Provided entries ::
########

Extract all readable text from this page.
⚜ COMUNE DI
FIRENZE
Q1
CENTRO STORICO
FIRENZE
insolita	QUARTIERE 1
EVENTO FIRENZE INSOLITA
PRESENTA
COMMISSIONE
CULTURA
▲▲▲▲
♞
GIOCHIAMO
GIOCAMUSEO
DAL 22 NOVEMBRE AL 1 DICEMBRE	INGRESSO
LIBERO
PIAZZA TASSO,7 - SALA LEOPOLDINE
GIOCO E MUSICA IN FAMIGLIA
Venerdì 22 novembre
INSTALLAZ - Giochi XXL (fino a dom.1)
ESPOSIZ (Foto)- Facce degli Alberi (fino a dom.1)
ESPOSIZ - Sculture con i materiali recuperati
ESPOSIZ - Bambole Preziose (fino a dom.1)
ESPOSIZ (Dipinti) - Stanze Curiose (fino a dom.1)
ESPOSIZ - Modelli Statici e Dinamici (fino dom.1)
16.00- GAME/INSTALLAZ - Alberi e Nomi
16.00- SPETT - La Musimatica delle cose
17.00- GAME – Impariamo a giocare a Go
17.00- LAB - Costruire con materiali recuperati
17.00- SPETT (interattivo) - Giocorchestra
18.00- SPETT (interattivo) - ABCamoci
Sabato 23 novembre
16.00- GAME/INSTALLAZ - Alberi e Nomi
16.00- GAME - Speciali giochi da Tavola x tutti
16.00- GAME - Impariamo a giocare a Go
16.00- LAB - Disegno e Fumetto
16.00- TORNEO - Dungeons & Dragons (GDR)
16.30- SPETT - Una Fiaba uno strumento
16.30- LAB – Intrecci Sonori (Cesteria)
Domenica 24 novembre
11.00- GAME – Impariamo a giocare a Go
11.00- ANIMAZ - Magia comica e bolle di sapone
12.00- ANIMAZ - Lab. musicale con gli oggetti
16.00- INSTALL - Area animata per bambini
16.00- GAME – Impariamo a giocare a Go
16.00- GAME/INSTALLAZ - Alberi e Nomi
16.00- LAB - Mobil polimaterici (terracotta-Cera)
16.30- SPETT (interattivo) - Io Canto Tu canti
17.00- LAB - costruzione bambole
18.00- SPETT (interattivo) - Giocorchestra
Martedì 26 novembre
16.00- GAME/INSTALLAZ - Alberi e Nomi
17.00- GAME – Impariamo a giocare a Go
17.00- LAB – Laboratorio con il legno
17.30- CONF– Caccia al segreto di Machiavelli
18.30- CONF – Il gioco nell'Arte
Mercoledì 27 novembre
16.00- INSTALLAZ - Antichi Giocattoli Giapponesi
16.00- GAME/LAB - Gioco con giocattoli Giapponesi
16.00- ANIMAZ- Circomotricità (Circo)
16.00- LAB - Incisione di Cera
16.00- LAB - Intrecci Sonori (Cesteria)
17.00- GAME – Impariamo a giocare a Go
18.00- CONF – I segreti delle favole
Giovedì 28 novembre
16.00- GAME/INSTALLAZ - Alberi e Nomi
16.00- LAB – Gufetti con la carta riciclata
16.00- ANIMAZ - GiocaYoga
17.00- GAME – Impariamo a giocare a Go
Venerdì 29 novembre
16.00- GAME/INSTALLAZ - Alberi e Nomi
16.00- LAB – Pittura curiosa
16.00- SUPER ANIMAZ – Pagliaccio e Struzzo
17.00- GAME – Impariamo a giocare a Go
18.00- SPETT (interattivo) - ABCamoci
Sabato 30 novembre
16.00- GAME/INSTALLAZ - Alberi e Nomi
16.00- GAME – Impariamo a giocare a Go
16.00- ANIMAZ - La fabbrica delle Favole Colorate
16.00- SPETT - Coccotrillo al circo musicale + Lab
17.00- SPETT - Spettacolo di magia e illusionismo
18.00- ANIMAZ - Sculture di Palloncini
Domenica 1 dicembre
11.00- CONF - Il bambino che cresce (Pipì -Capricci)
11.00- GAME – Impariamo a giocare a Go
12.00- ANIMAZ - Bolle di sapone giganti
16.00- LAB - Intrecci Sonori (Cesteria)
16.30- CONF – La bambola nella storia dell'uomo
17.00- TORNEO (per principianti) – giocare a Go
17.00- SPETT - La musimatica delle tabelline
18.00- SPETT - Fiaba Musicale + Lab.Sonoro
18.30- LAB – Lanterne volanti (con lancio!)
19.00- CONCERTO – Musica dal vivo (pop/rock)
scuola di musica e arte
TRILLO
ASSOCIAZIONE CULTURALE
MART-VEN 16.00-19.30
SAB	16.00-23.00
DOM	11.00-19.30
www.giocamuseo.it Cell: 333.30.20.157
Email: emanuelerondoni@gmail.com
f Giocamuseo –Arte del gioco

########

Work to be completed ::
Display every line of the listing that contains the string "TORNEO".

Exercise response ::
16.00- TORNEO - Dungeons & Dragons (GDR)
17.00- TORNEO (per principianti) – giocare a Go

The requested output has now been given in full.